— start of INPUT RECORDS —

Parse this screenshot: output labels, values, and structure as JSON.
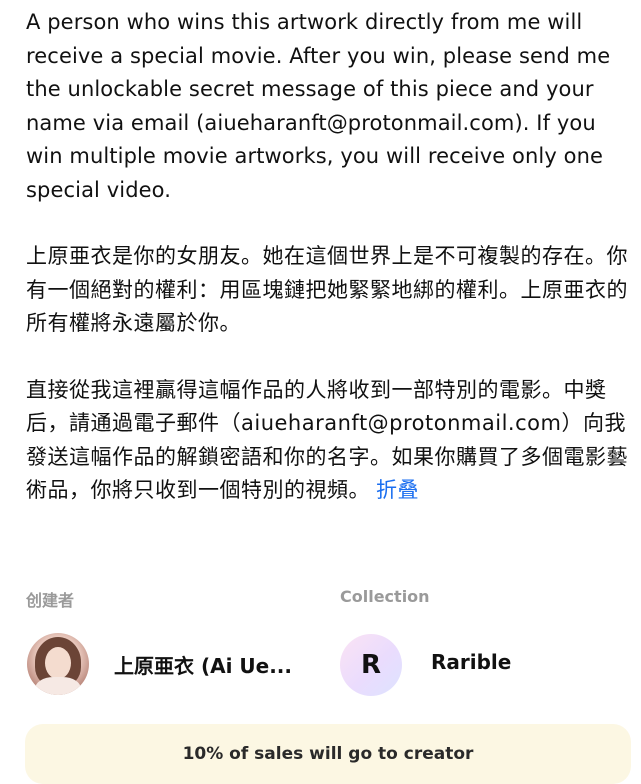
{
  "description": {
    "paragraph_en": "A person who wins this artwork directly from me will receive a special movie. After you win, please send me the unlockable secret message of this piece and your name via email (aiueharanft@protonmail.com). If you win multiple movie artworks, you will receive only one special video.",
    "paragraph_zh_1": "上原亜衣是你的女朋友。她在這個世界上是不可複製的存在。你有一個絕對的權利：用區塊鏈把她緊緊地綁的權利。上原亜衣的所有權將永遠屬於你。",
    "paragraph_zh_2": "直接從我這裡贏得這幅作品的人將收到一部特別的電影。中獎后，請通過電子郵件（aiueharanft@protonmail.com）向我發送這幅作品的解鎖密語和你的名字。如果你購買了多個電影藝術品，你將只收到一個特別的視頻。",
    "collapse_label": "折叠"
  },
  "creator": {
    "label": "创建者",
    "name": "上原亜衣 (Ai Ue..."
  },
  "collection": {
    "label": "Collection",
    "icon_letter": "R",
    "name": "Rarible"
  },
  "royalty": {
    "text": "10% of sales will go to creator"
  },
  "colors": {
    "link": "#1a6ef0",
    "label_gray": "#9a9a9a",
    "banner_bg": "#fcf7e3"
  }
}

— end of INPUT RECORDS —

SET TASK: Leave the pictures out and write out every entry exactly as given.

EXPECTED OUTPUT:
Parse this screenshot: output labels, values, and structure as JSON.
{
  "description": {
    "paragraph_en": "A person who wins this artwork directly from me will receive a special movie. After you win, please send me the unlockable secret message of this piece and your name via email (aiueharanft@protonmail.com). If you win multiple movie artworks, you will receive only one special video.",
    "paragraph_zh_1": "上原亜衣是你的女朋友。她在這個世界上是不可複製的存在。你有一個絕對的權利：用區塊鏈把她緊緊地綁的權利。上原亜衣的所有權將永遠屬於你。",
    "paragraph_zh_2": "直接從我這裡贏得這幅作品的人將收到一部特別的電影。中獎后，請通過電子郵件（aiueharanft@protonmail.com）向我發送這幅作品的解鎖密語和你的名字。如果你購買了多個電影藝術品，你將只收到一個特別的視頻。",
    "collapse_label": "折叠"
  },
  "creator": {
    "label": "创建者",
    "name": "上原亜衣 (Ai Ue..."
  },
  "collection": {
    "label": "Collection",
    "icon_letter": "R",
    "name": "Rarible"
  },
  "royalty": {
    "text": "10% of sales will go to creator"
  },
  "colors": {
    "link": "#1a6ef0",
    "label_gray": "#9a9a9a",
    "banner_bg": "#fcf7e3"
  }
}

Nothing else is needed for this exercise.